** BEGIN **

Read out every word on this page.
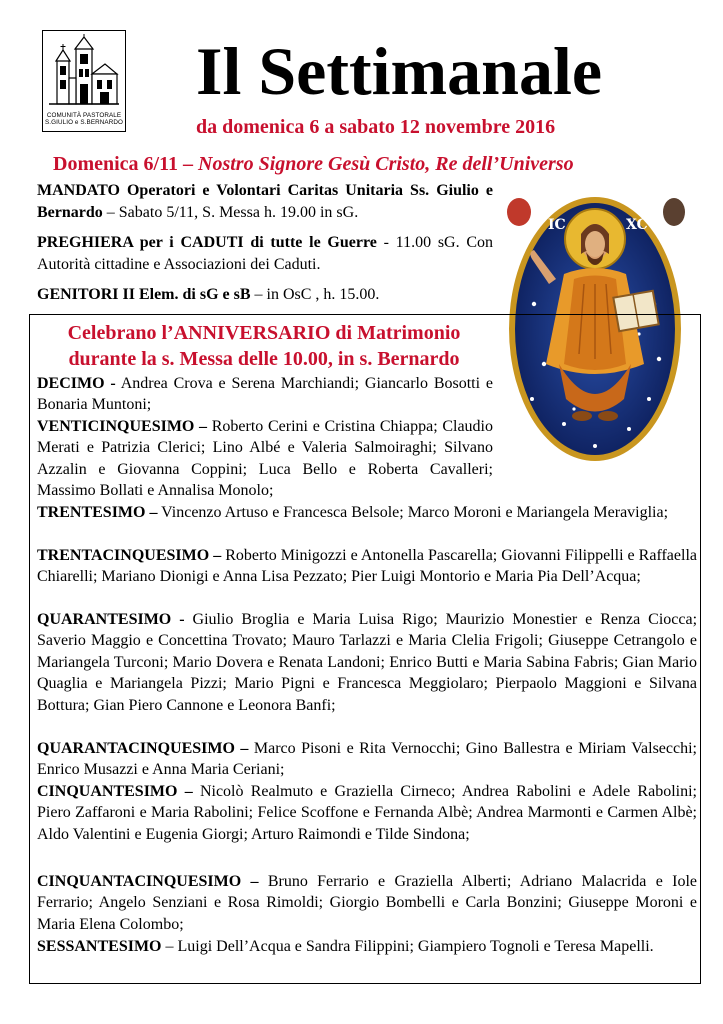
COMUNITÀ PASTORALE
S.GIULIO e S.BERNARDO
Il Settimanale
da domenica 6 a sabato 12 novembre 2016
Domenica 6/11 – Nostro Signore Gesù Cristo, Re dell’Universo
MANDATO Operatori e Volontari Caritas Unitaria Ss. Giulio e Bernardo – Sabato 5/11, S. Messa h. 19.00 in sG.
PREGHIERA per i CADUTI di tutte le Guerre - 11.00 sG. Con Autorità cittadine e Associazioni dei Caduti.
GENITORI II Elem. di sG e sB – in OsC , h. 15.00.
IC	XC
Celebrano l’ANNIVERSARIO di Matrimonio
durante la s. Messa delle 10.00, in s. Bernardo
DECIMO - Andrea Crova e Serena Marchiandi; Giancarlo Bosotti e Bonaria Muntoni;
VENTICINQUESIMO – Roberto Cerini e Cristina Chiappa; Claudio Merati e Patrizia Clerici; Lino Albé e Valeria Salmoiraghi; Silvano Azzalin e Giovanna Coppini; Luca Bello e Roberta Cavalleri; Massimo Bollati e Annalisa Monolo;
TRENTESIMO – Vincenzo Artuso e Francesca Belsole; Marco Moroni e Mariangela Meraviglia;
TRENTACINQUESIMO – Roberto Minigozzi e Antonella Pascarella; Giovanni Filippelli e Raffaella Chiarelli; Mariano Dionigi e Anna Lisa Pezzato; Pier Luigi Montorio e Maria Pia Dell’Acqua;
QUARANTESIMO - Giulio Broglia e Maria Luisa Rigo; Maurizio Monestier e Renza Ciocca; Saverio Maggio e Concettina Trovato; Mauro Tarlazzi e Maria Clelia Frigoli; Giuseppe Cetrangolo e Mariangela Turconi; Mario Dovera e Renata Landoni; Enrico Butti e Maria Sabina Fabris; Gian Mario Quaglia e Mariangela Pizzi; Mario Pigni e Francesca Meggiolaro; Pierpaolo Maggioni e Silvana Bottura; Gian Piero Cannone e Leonora Banfi;
QUARANTACINQUESIMO – Marco Pisoni e Rita Vernocchi; Gino Ballestra e Miriam Valsecchi; Enrico Musazzi e Anna Maria Ceriani;
CINQUANTESIMO – Nicolò Realmuto e Graziella Cirneco; Andrea Rabolini e Adele Rabolini; Piero Zaffaroni e Maria Rabolini; Felice Scoffone e Fernanda Albè; Andrea Marmonti e Carmen Albè; Aldo Valentini e Eugenia Giorgi; Arturo Raimondi e Tilde Sindona;
CINQUANTACINQUESIMO – Bruno Ferrario e Graziella Alberti; Adriano Malacrida e Iole Ferrario; Angelo Senziani e Rosa Rimoldi; Giorgio Bombelli e Carla Bonzini; Giuseppe Moroni e Maria Elena Colombo;
SESSANTESIMO – Luigi Dell’Acqua e Sandra Filippini; Giampiero Tognoli e Teresa Mapelli.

** END **

> **Required task**: The data should be printed again unchanged; leave its pictures out.

> **Response**:
Read out every word on this page.
COMUNITÀ PASTORALE
S.GIULIO e S.BERNARDO
Il Settimanale
da domenica 6 a sabato 12 novembre 2016
Domenica 6/11 – Nostro Signore Gesù Cristo, Re dell’Universo
MANDATO Operatori e Volontari Caritas Unitaria Ss. Giulio e Bernardo – Sabato 5/11, S. Messa h. 19.00 in sG.
PREGHIERA per i CADUTI di tutte le Guerre - 11.00 sG. Con Autorità cittadine e Associazioni dei Caduti.
GENITORI II Elem. di sG e sB – in OsC , h. 15.00.
IC	XC
Celebrano l’ANNIVERSARIO di Matrimonio
durante la s. Messa delle 10.00, in s. Bernardo
DECIMO - Andrea Crova e Serena Marchiandi; Giancarlo Bosotti e Bonaria Muntoni;
VENTICINQUESIMO – Roberto Cerini e Cristina Chiappa; Claudio Merati e Patrizia Clerici; Lino Albé e Valeria Salmoiraghi; Silvano Azzalin e Giovanna Coppini; Luca Bello e Roberta Cavalleri; Massimo Bollati e Annalisa Monolo;
TRENTESIMO – Vincenzo Artuso e Francesca Belsole; Marco Moroni e Mariangela Meraviglia;
TRENTACINQUESIMO – Roberto Minigozzi e Antonella Pascarella; Giovanni Filippelli e Raffaella Chiarelli; Mariano Dionigi e Anna Lisa Pezzato; Pier Luigi Montorio e Maria Pia Dell’Acqua;
QUARANTESIMO - Giulio Broglia e Maria Luisa Rigo; Maurizio Monestier e Renza Ciocca; Saverio Maggio e Concettina Trovato; Mauro Tarlazzi e Maria Clelia Frigoli; Giuseppe Cetrangolo e Mariangela Turconi; Mario Dovera e Renata Landoni; Enrico Butti e Maria Sabina Fabris; Gian Mario Quaglia e Mariangela Pizzi; Mario Pigni e Francesca Meggiolaro; Pierpaolo Maggioni e Silvana Bottura; Gian Piero Cannone e Leonora Banfi;
QUARANTACINQUESIMO – Marco Pisoni e Rita Vernocchi; Gino Ballestra e Miriam Valsecchi; Enrico Musazzi e Anna Maria Ceriani;
CINQUANTESIMO – Nicolò Realmuto e Graziella Cirneco; Andrea Rabolini e Adele Rabolini; Piero Zaffaroni e Maria Rabolini; Felice Scoffone e Fernanda Albè; Andrea Marmonti e Carmen Albè; Aldo Valentini e Eugenia Giorgi; Arturo Raimondi e Tilde Sindona;
CINQUANTACINQUESIMO – Bruno Ferrario e Graziella Alberti; Adriano Malacrida e Iole Ferrario; Angelo Senziani e Rosa Rimoldi; Giorgio Bombelli e Carla Bonzini; Giuseppe Moroni e Maria Elena Colombo;
SESSANTESIMO – Luigi Dell’Acqua e Sandra Filippini; Giampiero Tognoli e Teresa Mapelli.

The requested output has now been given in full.